+++ RECORD EXTRACTS +++
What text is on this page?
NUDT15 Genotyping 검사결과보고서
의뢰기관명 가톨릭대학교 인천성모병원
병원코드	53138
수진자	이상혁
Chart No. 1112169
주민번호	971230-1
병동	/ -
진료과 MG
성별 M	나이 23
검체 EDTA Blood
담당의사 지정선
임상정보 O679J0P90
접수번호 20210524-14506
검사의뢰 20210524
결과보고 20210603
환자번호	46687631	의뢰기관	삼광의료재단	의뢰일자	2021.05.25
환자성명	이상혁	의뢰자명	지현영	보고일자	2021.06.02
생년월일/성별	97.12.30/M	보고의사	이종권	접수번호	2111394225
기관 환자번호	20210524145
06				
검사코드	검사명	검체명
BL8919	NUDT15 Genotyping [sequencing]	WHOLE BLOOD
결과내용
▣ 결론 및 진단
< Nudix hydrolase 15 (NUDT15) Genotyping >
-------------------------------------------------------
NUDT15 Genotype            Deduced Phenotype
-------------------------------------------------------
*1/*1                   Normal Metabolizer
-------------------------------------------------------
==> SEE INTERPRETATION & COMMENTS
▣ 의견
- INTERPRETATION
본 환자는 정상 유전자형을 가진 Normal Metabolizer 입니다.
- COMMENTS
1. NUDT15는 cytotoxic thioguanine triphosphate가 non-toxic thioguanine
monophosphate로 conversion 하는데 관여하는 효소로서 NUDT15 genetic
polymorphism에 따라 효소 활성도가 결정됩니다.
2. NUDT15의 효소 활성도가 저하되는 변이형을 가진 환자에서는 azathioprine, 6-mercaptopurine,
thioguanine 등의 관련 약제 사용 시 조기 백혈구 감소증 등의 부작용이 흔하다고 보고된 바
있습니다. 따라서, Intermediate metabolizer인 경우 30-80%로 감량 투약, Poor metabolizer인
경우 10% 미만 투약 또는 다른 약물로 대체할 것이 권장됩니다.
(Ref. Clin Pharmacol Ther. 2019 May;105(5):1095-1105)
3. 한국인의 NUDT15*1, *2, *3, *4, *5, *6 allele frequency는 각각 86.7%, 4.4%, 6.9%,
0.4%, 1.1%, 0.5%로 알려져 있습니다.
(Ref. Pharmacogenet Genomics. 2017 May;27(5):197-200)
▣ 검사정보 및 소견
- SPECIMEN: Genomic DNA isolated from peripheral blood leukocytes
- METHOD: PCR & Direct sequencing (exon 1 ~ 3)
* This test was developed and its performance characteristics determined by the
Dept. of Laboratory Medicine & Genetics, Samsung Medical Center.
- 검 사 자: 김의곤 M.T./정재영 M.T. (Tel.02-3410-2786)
+++
= WHAT IS NEEDED =
Read the entries above, then pull out the lines that include "접수번호".

= RESULT =
접수번호 20210524-14506
생년월일/성별	97.12.30/M	보고의사	이종권	접수번호	2111394225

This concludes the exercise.